Repeat every line of the listing below exactly, minus the pictures.

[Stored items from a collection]
>> BEGIN
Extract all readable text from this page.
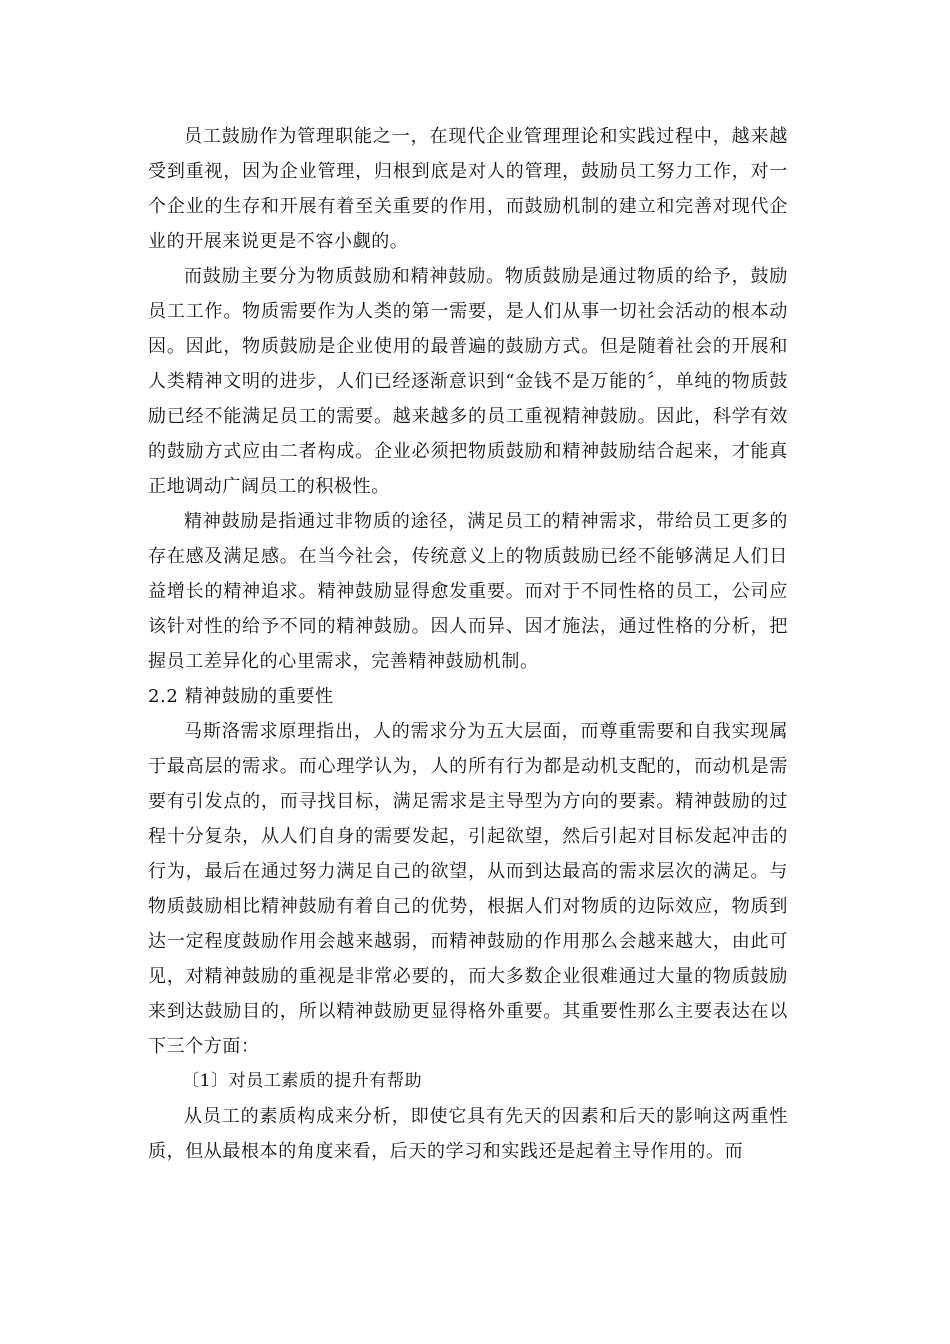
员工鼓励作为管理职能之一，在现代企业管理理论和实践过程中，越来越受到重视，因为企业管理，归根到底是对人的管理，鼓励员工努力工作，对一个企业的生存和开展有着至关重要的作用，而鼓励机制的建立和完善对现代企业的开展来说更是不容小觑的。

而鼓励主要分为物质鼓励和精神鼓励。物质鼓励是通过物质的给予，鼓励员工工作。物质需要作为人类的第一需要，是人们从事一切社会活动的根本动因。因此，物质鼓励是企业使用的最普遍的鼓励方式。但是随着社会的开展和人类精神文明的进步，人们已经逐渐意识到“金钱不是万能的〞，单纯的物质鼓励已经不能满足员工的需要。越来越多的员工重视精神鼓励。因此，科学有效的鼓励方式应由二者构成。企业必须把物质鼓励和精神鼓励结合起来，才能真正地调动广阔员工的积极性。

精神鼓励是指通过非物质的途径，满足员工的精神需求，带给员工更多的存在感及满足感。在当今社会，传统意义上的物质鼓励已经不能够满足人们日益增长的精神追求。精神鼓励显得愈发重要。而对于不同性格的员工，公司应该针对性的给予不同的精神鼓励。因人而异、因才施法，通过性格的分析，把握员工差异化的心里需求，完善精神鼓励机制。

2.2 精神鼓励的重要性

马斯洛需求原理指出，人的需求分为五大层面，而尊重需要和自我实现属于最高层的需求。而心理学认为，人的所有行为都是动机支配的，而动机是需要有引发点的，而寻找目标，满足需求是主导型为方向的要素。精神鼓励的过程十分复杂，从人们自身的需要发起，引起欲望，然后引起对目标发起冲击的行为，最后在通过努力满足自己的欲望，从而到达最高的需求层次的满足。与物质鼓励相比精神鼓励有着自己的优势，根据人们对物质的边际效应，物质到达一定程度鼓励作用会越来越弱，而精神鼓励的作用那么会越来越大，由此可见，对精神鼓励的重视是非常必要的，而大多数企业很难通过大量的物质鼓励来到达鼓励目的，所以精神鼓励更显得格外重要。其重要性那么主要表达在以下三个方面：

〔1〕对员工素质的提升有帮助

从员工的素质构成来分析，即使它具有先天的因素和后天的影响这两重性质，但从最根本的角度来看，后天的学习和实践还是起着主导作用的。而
>> END
## Problem solution
Extract all readable text from this page.
员工鼓励作为管理职能之一，在现代企业管理理论和实践过程中，越来越受到重视，因为企业管理，归根到底是对人的管理，鼓励员工努力工作，对一个企业的生存和开展有着至关重要的作用，而鼓励机制的建立和完善对现代企业的开展来说更是不容小觑的。

而鼓励主要分为物质鼓励和精神鼓励。物质鼓励是通过物质的给予，鼓励员工工作。物质需要作为人类的第一需要，是人们从事一切社会活动的根本动因。因此，物质鼓励是企业使用的最普遍的鼓励方式。但是随着社会的开展和人类精神文明的进步，人们已经逐渐意识到“金钱不是万能的〞，单纯的物质鼓励已经不能满足员工的需要。越来越多的员工重视精神鼓励。因此，科学有效的鼓励方式应由二者构成。企业必须把物质鼓励和精神鼓励结合起来，才能真正地调动广阔员工的积极性。

精神鼓励是指通过非物质的途径，满足员工的精神需求，带给员工更多的存在感及满足感。在当今社会，传统意义上的物质鼓励已经不能够满足人们日益增长的精神追求。精神鼓励显得愈发重要。而对于不同性格的员工，公司应该针对性的给予不同的精神鼓励。因人而异、因才施法，通过性格的分析，把握员工差异化的心里需求，完善精神鼓励机制。

2.2 精神鼓励的重要性

马斯洛需求原理指出，人的需求分为五大层面，而尊重需要和自我实现属于最高层的需求。而心理学认为，人的所有行为都是动机支配的，而动机是需要有引发点的，而寻找目标，满足需求是主导型为方向的要素。精神鼓励的过程十分复杂，从人们自身的需要发起，引起欲望，然后引起对目标发起冲击的行为，最后在通过努力满足自己的欲望，从而到达最高的需求层次的满足。与物质鼓励相比精神鼓励有着自己的优势，根据人们对物质的边际效应，物质到达一定程度鼓励作用会越来越弱，而精神鼓励的作用那么会越来越大，由此可见，对精神鼓励的重视是非常必要的，而大多数企业很难通过大量的物质鼓励来到达鼓励目的，所以精神鼓励更显得格外重要。其重要性那么主要表达在以下三个方面：

〔1〕对员工素质的提升有帮助

从员工的素质构成来分析，即使它具有先天的因素和后天的影响这两重性质，但从最根本的角度来看，后天的学习和实践还是起着主导作用的。而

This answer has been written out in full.